本文:
___
東京経済大学現代法学部では必修科目として、裁判制度の概要を学習する「裁判傍聴演習」という科目があり、講義の中では毎年、上記の「宮本判事補事件」が紹介された。宮本が出演している「日独裁判官物語」という映像の上映も毎年恒例となっている。
[編集] 宮本判事補再任拒否事件
1971年、熊本地裁判事補であった宮本の再任を最高裁が拒否した事件。
裁判官の任期は憲法の規定により10年となっているが、日本の裁判所では「職業裁判官制度(任官された者が定年まで裁判官を続ける制度)」が採用されているため、任期の終了ごとに内閣によって再任されることが原則となっている。最高裁は再任拒否の理由を「人事上の機密」として発表していないが、宮本は青年法律家協会(青法協)に所属しており、そのために再任を拒否されたと言われている。また、矢口洪一元最高裁長官は、御厨貴東大教授らの聞き取り(オーラルヒストリー)に対して、この再任拒否事件の背景に「裁判所内の派閥闘争があり、宮本がたまたまその標的にされた」と証言したと言われている。
___
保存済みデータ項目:
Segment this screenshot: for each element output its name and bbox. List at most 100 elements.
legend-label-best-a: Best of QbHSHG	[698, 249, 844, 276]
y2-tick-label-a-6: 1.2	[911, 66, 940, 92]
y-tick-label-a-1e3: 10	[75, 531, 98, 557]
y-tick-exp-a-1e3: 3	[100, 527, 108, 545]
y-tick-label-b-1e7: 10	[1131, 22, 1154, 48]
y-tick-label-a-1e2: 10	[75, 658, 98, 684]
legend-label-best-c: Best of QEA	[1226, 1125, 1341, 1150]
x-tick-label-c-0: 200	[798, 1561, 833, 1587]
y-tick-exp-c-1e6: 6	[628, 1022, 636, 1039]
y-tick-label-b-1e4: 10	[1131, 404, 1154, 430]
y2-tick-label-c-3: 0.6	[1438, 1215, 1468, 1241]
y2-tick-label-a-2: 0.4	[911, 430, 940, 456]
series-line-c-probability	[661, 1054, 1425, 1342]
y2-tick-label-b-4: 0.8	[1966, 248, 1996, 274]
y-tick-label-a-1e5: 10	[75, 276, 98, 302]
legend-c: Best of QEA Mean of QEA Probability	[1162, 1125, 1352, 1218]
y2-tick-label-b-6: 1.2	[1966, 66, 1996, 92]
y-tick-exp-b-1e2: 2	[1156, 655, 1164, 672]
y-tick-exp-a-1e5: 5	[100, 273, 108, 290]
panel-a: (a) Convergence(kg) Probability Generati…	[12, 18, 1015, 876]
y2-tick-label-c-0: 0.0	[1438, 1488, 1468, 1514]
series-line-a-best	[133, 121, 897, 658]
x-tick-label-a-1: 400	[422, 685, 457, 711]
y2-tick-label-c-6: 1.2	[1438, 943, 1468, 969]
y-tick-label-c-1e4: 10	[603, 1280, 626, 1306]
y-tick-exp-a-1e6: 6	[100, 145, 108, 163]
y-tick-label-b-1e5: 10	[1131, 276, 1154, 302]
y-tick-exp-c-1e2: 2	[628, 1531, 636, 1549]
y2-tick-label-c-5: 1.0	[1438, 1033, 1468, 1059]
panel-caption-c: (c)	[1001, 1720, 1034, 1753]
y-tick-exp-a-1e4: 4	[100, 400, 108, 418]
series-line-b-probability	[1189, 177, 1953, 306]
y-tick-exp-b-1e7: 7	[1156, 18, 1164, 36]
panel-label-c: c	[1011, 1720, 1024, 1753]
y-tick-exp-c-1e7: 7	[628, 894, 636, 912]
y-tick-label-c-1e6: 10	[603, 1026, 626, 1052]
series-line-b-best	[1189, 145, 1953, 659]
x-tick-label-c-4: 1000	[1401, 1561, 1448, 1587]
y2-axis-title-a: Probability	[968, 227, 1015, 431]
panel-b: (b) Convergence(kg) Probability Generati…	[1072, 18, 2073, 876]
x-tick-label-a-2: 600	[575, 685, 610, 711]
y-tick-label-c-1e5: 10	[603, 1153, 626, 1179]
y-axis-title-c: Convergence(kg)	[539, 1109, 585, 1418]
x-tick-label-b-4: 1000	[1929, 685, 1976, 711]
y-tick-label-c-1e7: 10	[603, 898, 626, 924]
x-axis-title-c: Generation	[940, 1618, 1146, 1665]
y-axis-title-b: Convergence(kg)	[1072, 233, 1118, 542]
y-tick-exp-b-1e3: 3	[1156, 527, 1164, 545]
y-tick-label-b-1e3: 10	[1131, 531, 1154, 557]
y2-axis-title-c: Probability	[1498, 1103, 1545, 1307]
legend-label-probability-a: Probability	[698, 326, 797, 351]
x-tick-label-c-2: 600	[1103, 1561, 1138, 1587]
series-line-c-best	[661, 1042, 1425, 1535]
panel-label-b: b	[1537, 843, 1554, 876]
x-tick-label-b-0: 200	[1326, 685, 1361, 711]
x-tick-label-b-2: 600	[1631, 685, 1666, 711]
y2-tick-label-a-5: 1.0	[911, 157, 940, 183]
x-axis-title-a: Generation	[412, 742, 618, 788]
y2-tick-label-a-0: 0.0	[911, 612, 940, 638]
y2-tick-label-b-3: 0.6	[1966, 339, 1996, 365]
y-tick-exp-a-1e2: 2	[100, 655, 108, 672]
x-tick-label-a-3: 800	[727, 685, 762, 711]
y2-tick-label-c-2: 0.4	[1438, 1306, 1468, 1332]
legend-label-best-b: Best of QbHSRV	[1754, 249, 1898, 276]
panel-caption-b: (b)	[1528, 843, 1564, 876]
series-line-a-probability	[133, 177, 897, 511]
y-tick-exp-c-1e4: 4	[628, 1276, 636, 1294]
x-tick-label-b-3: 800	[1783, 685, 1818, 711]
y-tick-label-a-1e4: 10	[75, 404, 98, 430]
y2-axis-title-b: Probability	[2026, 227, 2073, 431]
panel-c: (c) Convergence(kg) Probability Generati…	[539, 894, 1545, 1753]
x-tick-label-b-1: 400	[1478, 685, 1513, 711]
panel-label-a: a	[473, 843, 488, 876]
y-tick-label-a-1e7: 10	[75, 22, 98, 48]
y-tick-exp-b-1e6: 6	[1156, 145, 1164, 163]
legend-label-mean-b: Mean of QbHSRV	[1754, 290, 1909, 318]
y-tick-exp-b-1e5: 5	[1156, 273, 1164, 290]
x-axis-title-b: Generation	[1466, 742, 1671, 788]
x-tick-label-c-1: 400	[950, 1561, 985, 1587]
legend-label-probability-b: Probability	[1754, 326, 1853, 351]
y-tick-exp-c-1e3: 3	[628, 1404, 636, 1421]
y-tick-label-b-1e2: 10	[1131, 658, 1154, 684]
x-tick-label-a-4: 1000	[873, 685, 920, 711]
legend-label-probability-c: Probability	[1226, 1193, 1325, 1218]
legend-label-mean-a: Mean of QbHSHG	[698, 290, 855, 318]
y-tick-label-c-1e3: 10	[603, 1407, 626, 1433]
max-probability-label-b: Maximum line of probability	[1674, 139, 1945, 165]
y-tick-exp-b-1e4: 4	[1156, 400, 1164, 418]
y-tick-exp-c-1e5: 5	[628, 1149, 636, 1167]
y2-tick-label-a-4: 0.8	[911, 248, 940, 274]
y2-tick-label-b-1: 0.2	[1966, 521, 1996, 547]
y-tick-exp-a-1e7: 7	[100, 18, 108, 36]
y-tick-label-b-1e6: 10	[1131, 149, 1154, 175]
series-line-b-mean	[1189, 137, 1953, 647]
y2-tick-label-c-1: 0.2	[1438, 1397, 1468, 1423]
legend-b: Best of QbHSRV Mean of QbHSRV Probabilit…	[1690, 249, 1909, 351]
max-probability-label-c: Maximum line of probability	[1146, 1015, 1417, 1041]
___
練習問題:
• A. 宮本判事補の再任拒否事件を扱った本文を、2文で要約せよ。
• B. 宮本判事補の再任拒否事件を扱った本文の続きを、最後の文の後から書け。
これらのデータは本文とは別の資料である。

解答:
• A. 1971年、最高裁は熊本地裁判事補だった宮本の再任を拒否したが、その理由は「人事上の機密」として発表していない。宮本が青年法律家協会に所属していたために拒否されたと言われる一方、矢口洪一元最高裁長官は、背景に裁判所内の派閥闘争があり宮本がたまたま標的にされたと証言したと言われている。

• B.
[編集] 略歴
- 九州大学法学部法律学科卒業。
- 司法試験合格後、司法修習を経て、13期裁判官任官。熊本地方・家庭裁判所判事補。
- 1971年「再任拒否事件」により退官し弁護士となる。
- 2002年 最高裁「裁判官任命手続の透明化を図るための委員会」委員。
- 2004年 東京経済大学現代法学部教授。
- 2006年 東京経済大学現代法学部退職。
- 日本弁護士連合会司法改革実現本部運動委員。